_Tasks to carry out_
**A)** Translate this sentence from the Rondo Hatton biography below into Spanish: "He eventually became severely disfigured by the disease."
**B)** Using the Rondo Hatton biography below, explain in one to three sentences why film studio publicity departments later attributed Hatton's disfigurement to the wrong cause.
**C)** Answer these questions from the Rondo Hatton biography below:
(i) Where was Hatton born?
(ii) What role did he play in the 1943 film of The Ox-Bow Incident?
(iii) Where was he interred?

Rondo Hatton (April 22, 1894 – February 2, 1946) was an American journalist and actor. After writing for The Tampa Tribune, Hatton found a career in film due to his unique facial features, which were the result of acromegaly. He headlined horror films with Universal Studios near the end of his life, earning him a reputation as a cult icon.

Early years
Hatton was born in the Kee Mar College girls' infirmary in Hagerstown, Maryland. The family moved several times during Hatton's youth before settling in Tampa, Florida. He starred in track and football at Hillsborough High School and was voted Handsomest Boy in his class his senior year.

In Tampa, Hatton worked as a sportswriter for The Tampa Tribune. He continued working as a journalist until after World War I, when the symptoms of acromegaly developed.  Acromegaly distorted the shape of Hatton's head, face, and extremities in a gradual but consistent process. He eventually became severely disfigured by the disease.  Because the symptoms developed in adulthood (as is common with the disorder), the disfigurement was incorrectly attributed later by film studio publicity departments to elephantiasis resulting from exposure to a German mustard gas attack during service in World War I. Hatton served in combat and served on the Pancho Villa Expedition along the Mexican border and in France during World War I with the United States Army, from which he was discharged due to his illness.

Acting career
Director Henry King noticed Hatton when he was working as a reporter with The Tampa Tribune covering the filming of Hell Harbor (1930) and hired him for a small role. After some hesitation, Hatton moved to Hollywood in 1936 to pursue a career playing similar, often uncredited, bit and extra roles. His most notable of these was as a contestant-extra in the "ugly man competition" (which he loses to a heavily made up Charles Laughton) in the RKO production of The Hunchback of Notre Dame. He had another supporting-character role as Gabe Hart, a member of the lynch mob in the 1943 film of The Ox-Bow Incident.

Universal Studios used Hatton's unusual features to promote him as a horror star after he played the part of The Hoxton Creeper (aka The Hoxton Horror) in the studio's ninth Sherlock Holmes film, The Pearl of Death (1944).  He made two films playing "the Creeper", House of Horrors and  The Brute Man, which were both filmed in 1945 but not released until after his death in 1946.

Death
Around Christmas 1945, Hatton suffered a series of heart attacks, a direct result of his acromegalic condition. On February 2, 1946, he suffered a fatal heart attack at his home on South Tower Drive in Los Angeles. His body was transported to Florida and interred at the American Legion Cemetery in Tampa.

_Supplied data_

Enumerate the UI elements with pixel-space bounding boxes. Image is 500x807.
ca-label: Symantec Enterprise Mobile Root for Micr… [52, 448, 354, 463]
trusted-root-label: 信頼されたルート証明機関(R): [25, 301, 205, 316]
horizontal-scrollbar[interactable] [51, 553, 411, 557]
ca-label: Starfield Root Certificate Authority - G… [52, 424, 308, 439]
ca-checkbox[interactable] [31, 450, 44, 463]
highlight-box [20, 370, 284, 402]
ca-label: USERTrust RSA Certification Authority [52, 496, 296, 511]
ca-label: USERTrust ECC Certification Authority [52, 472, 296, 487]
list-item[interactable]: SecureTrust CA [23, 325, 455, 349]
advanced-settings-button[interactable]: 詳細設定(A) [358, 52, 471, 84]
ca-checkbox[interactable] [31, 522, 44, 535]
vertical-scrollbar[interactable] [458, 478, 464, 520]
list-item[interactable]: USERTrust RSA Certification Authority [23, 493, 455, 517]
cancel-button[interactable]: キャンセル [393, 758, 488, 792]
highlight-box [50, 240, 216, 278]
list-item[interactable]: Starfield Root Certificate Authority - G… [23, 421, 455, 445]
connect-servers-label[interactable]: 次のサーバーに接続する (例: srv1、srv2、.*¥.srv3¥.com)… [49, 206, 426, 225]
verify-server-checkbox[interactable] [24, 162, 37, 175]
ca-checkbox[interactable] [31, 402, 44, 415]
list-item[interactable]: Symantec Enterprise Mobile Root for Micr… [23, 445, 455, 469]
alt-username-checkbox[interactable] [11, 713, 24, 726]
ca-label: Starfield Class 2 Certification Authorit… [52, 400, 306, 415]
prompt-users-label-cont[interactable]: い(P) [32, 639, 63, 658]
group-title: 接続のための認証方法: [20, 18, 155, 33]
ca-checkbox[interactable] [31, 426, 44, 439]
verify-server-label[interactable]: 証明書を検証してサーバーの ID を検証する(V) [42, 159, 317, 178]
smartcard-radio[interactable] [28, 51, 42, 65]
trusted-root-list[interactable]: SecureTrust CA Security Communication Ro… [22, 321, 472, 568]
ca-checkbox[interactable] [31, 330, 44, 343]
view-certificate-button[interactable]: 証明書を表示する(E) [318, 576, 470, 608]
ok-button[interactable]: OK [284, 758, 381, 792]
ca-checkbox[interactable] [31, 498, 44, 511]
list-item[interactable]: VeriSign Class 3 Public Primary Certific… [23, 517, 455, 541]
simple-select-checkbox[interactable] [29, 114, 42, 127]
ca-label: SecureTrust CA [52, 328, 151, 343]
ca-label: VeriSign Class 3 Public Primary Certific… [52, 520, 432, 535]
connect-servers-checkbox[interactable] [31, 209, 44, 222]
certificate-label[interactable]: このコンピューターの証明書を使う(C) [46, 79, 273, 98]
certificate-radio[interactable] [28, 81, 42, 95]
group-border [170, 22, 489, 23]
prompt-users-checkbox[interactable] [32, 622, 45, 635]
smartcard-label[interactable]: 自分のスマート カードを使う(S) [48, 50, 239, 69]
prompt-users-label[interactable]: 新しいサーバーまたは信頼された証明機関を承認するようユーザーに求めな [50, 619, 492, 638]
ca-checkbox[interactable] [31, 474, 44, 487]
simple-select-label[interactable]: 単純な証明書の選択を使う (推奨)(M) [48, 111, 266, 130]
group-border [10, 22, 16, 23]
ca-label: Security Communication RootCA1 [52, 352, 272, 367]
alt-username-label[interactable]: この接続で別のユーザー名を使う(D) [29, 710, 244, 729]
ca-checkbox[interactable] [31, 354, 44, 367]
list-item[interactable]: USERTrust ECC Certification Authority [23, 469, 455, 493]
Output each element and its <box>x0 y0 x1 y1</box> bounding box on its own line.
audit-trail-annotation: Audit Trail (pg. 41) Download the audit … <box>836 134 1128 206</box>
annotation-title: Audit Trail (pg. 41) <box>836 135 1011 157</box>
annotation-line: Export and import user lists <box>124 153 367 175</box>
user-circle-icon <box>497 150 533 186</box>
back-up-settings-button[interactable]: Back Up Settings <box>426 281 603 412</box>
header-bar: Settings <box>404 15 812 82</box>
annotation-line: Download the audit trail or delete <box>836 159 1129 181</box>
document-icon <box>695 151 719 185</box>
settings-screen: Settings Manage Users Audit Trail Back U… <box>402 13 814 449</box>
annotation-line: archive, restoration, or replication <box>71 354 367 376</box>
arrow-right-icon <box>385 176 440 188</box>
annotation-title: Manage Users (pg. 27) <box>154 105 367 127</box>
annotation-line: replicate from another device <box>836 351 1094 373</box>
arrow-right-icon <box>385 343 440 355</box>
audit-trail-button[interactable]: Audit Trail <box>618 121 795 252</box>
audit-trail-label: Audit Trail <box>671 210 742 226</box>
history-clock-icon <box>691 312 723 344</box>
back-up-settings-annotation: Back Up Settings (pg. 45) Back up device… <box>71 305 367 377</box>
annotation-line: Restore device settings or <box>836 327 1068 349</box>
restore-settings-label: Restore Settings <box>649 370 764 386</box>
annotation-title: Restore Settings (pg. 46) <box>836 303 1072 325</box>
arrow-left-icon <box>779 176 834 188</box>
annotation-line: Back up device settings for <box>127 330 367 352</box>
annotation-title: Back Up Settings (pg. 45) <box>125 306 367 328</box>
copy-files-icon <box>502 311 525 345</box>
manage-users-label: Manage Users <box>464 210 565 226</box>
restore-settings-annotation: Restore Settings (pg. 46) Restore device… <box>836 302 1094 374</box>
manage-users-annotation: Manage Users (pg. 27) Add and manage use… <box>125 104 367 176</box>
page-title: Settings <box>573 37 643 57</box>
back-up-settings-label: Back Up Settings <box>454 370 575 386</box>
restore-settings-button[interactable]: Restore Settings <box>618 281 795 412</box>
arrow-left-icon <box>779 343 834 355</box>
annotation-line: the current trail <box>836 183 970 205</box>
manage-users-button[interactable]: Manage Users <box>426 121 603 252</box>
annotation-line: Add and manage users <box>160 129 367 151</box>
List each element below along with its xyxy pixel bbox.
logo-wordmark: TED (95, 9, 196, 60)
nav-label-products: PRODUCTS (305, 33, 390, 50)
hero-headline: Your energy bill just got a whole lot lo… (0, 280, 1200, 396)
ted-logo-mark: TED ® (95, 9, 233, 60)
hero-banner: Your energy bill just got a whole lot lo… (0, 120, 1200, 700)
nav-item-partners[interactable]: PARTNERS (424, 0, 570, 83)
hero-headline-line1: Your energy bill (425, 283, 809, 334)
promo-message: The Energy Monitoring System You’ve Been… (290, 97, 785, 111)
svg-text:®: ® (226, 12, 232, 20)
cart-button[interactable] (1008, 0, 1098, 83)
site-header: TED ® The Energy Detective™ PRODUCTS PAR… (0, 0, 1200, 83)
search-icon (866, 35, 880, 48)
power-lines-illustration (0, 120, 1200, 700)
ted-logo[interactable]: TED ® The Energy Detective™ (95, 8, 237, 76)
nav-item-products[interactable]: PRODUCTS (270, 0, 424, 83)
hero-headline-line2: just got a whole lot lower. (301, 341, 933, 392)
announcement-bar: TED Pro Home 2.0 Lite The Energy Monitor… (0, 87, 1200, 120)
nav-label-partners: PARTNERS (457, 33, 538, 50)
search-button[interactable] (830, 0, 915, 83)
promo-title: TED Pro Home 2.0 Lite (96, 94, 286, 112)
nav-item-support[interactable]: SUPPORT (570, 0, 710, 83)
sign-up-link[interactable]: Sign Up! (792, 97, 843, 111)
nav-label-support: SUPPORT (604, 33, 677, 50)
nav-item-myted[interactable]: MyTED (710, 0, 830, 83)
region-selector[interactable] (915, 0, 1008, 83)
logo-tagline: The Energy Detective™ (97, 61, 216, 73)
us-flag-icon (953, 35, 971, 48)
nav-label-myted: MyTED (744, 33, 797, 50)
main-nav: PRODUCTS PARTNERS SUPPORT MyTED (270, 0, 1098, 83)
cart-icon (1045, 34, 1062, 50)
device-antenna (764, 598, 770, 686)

_Answers for each item_
**A)** Con el tiempo, quedó gravemente desfigurado por la enfermedad.

**B)** Hatton's acromegaly symptoms developed in adulthood, as is common with the disorder. Because of that late onset, publicity departments wrongly blamed his disfigurement on elephantiasis from exposure to a German mustard gas attack during his World War I service.

**C)**
(i) In the Kee Mar College girls' infirmary in Hagerstown, Maryland.
(ii) Gabe Hart, a member of the lynch mob.
(iii) At the American Legion Cemetery in Tampa.